* [JOB]:
Each record below should be repeated precisely as written.
::: GIVEN RECORDS :::
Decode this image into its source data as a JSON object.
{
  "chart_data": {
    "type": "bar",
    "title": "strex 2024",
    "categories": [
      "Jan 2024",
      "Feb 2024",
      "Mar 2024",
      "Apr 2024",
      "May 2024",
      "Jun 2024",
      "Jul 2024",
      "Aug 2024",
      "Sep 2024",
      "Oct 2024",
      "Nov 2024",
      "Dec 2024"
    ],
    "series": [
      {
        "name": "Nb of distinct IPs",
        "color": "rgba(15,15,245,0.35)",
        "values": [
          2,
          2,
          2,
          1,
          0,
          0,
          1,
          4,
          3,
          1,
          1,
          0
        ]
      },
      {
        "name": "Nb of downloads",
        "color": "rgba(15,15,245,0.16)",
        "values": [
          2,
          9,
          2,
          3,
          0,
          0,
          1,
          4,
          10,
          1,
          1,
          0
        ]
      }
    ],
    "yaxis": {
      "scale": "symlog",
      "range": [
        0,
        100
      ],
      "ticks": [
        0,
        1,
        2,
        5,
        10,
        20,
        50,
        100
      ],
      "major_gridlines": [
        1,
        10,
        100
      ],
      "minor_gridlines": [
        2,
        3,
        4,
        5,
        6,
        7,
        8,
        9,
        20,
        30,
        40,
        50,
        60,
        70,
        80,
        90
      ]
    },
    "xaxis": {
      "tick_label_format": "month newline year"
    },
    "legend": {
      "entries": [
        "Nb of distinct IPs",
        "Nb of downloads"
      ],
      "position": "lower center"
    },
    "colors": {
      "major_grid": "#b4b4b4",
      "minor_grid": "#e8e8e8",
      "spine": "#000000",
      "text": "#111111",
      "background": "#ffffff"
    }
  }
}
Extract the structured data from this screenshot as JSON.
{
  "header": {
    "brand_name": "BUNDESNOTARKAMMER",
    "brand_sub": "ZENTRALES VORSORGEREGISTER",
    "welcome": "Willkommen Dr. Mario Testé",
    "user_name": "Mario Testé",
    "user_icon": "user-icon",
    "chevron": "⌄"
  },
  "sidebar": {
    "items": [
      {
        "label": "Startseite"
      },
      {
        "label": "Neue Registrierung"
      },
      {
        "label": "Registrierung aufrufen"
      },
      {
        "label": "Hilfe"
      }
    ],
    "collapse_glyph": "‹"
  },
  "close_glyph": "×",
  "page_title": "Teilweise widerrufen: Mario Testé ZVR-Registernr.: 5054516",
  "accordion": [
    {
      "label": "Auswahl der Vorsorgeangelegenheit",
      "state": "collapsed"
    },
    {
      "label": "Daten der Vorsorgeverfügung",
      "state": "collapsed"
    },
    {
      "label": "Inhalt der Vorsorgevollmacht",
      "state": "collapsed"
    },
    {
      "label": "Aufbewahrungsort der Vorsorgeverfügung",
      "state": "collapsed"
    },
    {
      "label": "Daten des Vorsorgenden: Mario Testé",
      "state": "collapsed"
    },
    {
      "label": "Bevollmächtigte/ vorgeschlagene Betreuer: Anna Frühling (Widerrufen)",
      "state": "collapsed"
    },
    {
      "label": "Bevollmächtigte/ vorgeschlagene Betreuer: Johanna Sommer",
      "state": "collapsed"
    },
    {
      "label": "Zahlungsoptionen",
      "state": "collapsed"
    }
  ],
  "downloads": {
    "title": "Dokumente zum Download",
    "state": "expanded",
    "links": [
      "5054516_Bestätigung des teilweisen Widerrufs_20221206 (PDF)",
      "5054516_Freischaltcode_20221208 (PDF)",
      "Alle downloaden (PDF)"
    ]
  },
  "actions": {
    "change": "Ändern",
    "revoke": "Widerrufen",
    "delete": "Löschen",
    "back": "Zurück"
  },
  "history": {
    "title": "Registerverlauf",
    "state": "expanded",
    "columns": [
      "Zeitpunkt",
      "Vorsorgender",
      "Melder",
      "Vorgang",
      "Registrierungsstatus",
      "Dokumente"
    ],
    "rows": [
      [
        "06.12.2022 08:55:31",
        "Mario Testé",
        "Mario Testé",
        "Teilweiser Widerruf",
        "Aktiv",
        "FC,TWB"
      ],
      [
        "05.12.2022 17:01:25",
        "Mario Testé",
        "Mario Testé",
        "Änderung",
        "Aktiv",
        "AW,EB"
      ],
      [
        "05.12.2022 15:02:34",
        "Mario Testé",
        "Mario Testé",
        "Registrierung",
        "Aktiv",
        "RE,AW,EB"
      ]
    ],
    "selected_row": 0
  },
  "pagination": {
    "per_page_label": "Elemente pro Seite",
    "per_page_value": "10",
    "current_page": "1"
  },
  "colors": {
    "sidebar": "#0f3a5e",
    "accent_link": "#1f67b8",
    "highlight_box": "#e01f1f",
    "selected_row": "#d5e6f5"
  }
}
:::
* [OUTPUT BELOW]:
Decode this image into its source data as a JSON object.
{
  "chart_data": {
    "type": "bar",
    "title": "strex 2024",
    "categories": [
      "Jan 2024",
      "Feb 2024",
      "Mar 2024",
      "Apr 2024",
      "May 2024",
      "Jun 2024",
      "Jul 2024",
      "Aug 2024",
      "Sep 2024",
      "Oct 2024",
      "Nov 2024",
      "Dec 2024"
    ],
    "series": [
      {
        "name": "Nb of distinct IPs",
        "color": "rgba(15,15,245,0.35)",
        "values": [
          2,
          2,
          2,
          1,
          0,
          0,
          1,
          4,
          3,
          1,
          1,
          0
        ]
      },
      {
        "name": "Nb of downloads",
        "color": "rgba(15,15,245,0.16)",
        "values": [
          2,
          9,
          2,
          3,
          0,
          0,
          1,
          4,
          10,
          1,
          1,
          0
        ]
      }
    ],
    "yaxis": {
      "scale": "symlog",
      "range": [
        0,
        100
      ],
      "ticks": [
        0,
        1,
        2,
        5,
        10,
        20,
        50,
        100
      ],
      "major_gridlines": [
        1,
        10,
        100
      ],
      "minor_gridlines": [
        2,
        3,
        4,
        5,
        6,
        7,
        8,
        9,
        20,
        30,
        40,
        50,
        60,
        70,
        80,
        90
      ]
    },
    "xaxis": {
      "tick_label_format": "month newline year"
    },
    "legend": {
      "entries": [
        "Nb of distinct IPs",
        "Nb of downloads"
      ],
      "position": "lower center"
    },
    "colors": {
      "major_grid": "#b4b4b4",
      "minor_grid": "#e8e8e8",
      "spine": "#000000",
      "text": "#111111",
      "background": "#ffffff"
    }
  }
}
Extract the structured data from this screenshot as JSON.
{
  "header": {
    "brand_name": "BUNDESNOTARKAMMER",
    "brand_sub": "ZENTRALES VORSORGEREGISTER",
    "welcome": "Willkommen Dr. Mario Testé",
    "user_name": "Mario Testé",
    "user_icon": "user-icon",
    "chevron": "⌄"
  },
  "sidebar": {
    "items": [
      {
        "label": "Startseite"
      },
      {
        "label": "Neue Registrierung"
      },
      {
        "label": "Registrierung aufrufen"
      },
      {
        "label": "Hilfe"
      }
    ],
    "collapse_glyph": "‹"
  },
  "close_glyph": "×",
  "page_title": "Teilweise widerrufen: Mario Testé ZVR-Registernr.: 5054516",
  "accordion": [
    {
      "label": "Auswahl der Vorsorgeangelegenheit",
      "state": "collapsed"
    },
    {
      "label": "Daten der Vorsorgeverfügung",
      "state": "collapsed"
    },
    {
      "label": "Inhalt der Vorsorgevollmacht",
      "state": "collapsed"
    },
    {
      "label": "Aufbewahrungsort der Vorsorgeverfügung",
      "state": "collapsed"
    },
    {
      "label": "Daten des Vorsorgenden: Mario Testé",
      "state": "collapsed"
    },
    {
      "label": "Bevollmächtigte/ vorgeschlagene Betreuer: Anna Frühling (Widerrufen)",
      "state": "collapsed"
    },
    {
      "label": "Bevollmächtigte/ vorgeschlagene Betreuer: Johanna Sommer",
      "state": "collapsed"
    },
    {
      "label": "Zahlungsoptionen",
      "state": "collapsed"
    }
  ],
  "downloads": {
    "title": "Dokumente zum Download",
    "state": "expanded",
    "links": [
      "5054516_Bestätigung des teilweisen Widerrufs_20221206 (PDF)",
      "5054516_Freischaltcode_20221208 (PDF)",
      "Alle downloaden (PDF)"
    ]
  },
  "actions": {
    "change": "Ändern",
    "revoke": "Widerrufen",
    "delete": "Löschen",
    "back": "Zurück"
  },
  "history": {
    "title": "Registerverlauf",
    "state": "expanded",
    "columns": [
      "Zeitpunkt",
      "Vorsorgender",
      "Melder",
      "Vorgang",
      "Registrierungsstatus",
      "Dokumente"
    ],
    "rows": [
      [
        "06.12.2022 08:55:31",
        "Mario Testé",
        "Mario Testé",
        "Teilweiser Widerruf",
        "Aktiv",
        "FC,TWB"
      ],
      [
        "05.12.2022 17:01:25",
        "Mario Testé",
        "Mario Testé",
        "Änderung",
        "Aktiv",
        "AW,EB"
      ],
      [
        "05.12.2022 15:02:34",
        "Mario Testé",
        "Mario Testé",
        "Registrierung",
        "Aktiv",
        "RE,AW,EB"
      ]
    ],
    "selected_row": 0
  },
  "pagination": {
    "per_page_label": "Elemente pro Seite",
    "per_page_value": "10",
    "current_page": "1"
  },
  "colors": {
    "sidebar": "#0f3a5e",
    "accent_link": "#1f67b8",
    "highlight_box": "#e01f1f",
    "selected_row": "#d5e6f5"
  }
}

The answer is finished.